Will you quote all of the entries, word for word?

***** Data provided *****

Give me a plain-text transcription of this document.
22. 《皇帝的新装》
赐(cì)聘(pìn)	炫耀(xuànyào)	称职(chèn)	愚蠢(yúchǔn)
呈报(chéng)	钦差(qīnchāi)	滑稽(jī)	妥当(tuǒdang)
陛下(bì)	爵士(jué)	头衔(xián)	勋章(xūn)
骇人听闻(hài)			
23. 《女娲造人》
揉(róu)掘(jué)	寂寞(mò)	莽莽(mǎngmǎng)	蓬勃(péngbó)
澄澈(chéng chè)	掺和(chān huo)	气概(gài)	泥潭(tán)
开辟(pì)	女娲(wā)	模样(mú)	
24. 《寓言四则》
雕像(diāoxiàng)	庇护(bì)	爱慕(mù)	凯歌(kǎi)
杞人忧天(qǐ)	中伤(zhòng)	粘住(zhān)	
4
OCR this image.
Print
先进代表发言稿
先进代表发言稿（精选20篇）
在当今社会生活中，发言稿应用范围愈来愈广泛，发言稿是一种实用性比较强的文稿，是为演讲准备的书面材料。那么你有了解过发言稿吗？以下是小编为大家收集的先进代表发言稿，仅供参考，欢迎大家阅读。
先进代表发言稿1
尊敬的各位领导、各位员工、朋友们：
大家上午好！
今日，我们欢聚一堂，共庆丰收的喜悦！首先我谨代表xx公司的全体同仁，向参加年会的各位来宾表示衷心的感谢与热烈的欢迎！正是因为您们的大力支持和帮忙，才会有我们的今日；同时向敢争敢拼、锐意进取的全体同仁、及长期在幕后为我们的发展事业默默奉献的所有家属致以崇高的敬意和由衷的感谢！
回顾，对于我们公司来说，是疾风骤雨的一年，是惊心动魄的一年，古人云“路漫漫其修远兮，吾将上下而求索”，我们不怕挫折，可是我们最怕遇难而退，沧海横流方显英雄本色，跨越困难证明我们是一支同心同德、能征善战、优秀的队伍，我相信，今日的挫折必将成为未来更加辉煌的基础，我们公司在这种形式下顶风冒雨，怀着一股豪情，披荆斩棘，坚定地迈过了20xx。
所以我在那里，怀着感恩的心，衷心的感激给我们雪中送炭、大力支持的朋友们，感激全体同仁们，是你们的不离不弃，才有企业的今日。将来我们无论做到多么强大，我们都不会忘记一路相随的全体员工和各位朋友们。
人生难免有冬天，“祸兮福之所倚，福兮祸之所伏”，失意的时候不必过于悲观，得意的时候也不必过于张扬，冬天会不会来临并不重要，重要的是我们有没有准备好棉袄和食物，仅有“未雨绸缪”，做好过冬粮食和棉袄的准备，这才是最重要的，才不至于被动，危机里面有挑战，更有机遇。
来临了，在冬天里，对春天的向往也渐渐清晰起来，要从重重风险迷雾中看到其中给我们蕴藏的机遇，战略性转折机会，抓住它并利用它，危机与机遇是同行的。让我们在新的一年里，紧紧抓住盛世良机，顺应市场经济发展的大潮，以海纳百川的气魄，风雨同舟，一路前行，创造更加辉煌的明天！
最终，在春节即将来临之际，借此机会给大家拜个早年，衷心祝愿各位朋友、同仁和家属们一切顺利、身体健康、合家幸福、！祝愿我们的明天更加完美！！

*****

→ **Answer**
Give me a plain-text transcription of this document.
22. 《皇帝的新装》
赐(cì)聘(pìn)	炫耀(xuànyào)	称职(chèn)	愚蠢(yúchǔn)
呈报(chéng)	钦差(qīnchāi)	滑稽(jī)	妥当(tuǒdang)
陛下(bì)	爵士(jué)	头衔(xián)	勋章(xūn)
骇人听闻(hài)			
23. 《女娲造人》
揉(róu)掘(jué)	寂寞(mò)	莽莽(mǎngmǎng)	蓬勃(péngbó)
澄澈(chéng chè)	掺和(chān huo)	气概(gài)	泥潭(tán)
开辟(pì)	女娲(wā)	模样(mú)	
24. 《寓言四则》
雕像(diāoxiàng)	庇护(bì)	爱慕(mù)	凯歌(kǎi)
杞人忧天(qǐ)	中伤(zhòng)	粘住(zhān)	
4
OCR this image.
Print
先进代表发言稿
先进代表发言稿（精选20篇）
在当今社会生活中，发言稿应用范围愈来愈广泛，发言稿是一种实用性比较强的文稿，是为演讲准备的书面材料。那么你有了解过发言稿吗？以下是小编为大家收集的先进代表发言稿，仅供参考，欢迎大家阅读。
先进代表发言稿1
尊敬的各位领导、各位员工、朋友们：
大家上午好！
今日，我们欢聚一堂，共庆丰收的喜悦！首先我谨代表xx公司的全体同仁，向参加年会的各位来宾表示衷心的感谢与热烈的欢迎！正是因为您们的大力支持和帮忙，才会有我们的今日；同时向敢争敢拼、锐意进取的全体同仁、及长期在幕后为我们的发展事业默默奉献的所有家属致以崇高的敬意和由衷的感谢！
回顾，对于我们公司来说，是疾风骤雨的一年，是惊心动魄的一年，古人云“路漫漫其修远兮，吾将上下而求索”，我们不怕挫折，可是我们最怕遇难而退，沧海横流方显英雄本色，跨越困难证明我们是一支同心同德、能征善战、优秀的队伍，我相信，今日的挫折必将成为未来更加辉煌的基础，我们公司在这种形式下顶风冒雨，怀着一股豪情，披荆斩棘，坚定地迈过了20xx。
所以我在那里，怀着感恩的心，衷心的感激给我们雪中送炭、大力支持的朋友们，感激全体同仁们，是你们的不离不弃，才有企业的今日。将来我们无论做到多么强大，我们都不会忘记一路相随的全体员工和各位朋友们。
人生难免有冬天，“祸兮福之所倚，福兮祸之所伏”，失意的时候不必过于悲观，得意的时候也不必过于张扬，冬天会不会来临并不重要，重要的是我们有没有准备好棉袄和食物，仅有“未雨绸缪”，做好过冬粮食和棉袄的准备，这才是最重要的，才不至于被动，危机里面有挑战，更有机遇。
来临了，在冬天里，对春天的向往也渐渐清晰起来，要从重重风险迷雾中看到其中给我们蕴藏的机遇，战略性转折机会，抓住它并利用它，危机与机遇是同行的。让我们在新的一年里，紧紧抓住盛世良机，顺应市场经济发展的大潮，以海纳百川的气魄，风雨同舟，一路前行，创造更加辉煌的明天！
最终，在春节即将来临之际，借此机会给大家拜个早年，衷心祝愿各位朋友、同仁和家属们一切顺利、身体健康、合家幸福、！祝愿我们的明天更加完美！！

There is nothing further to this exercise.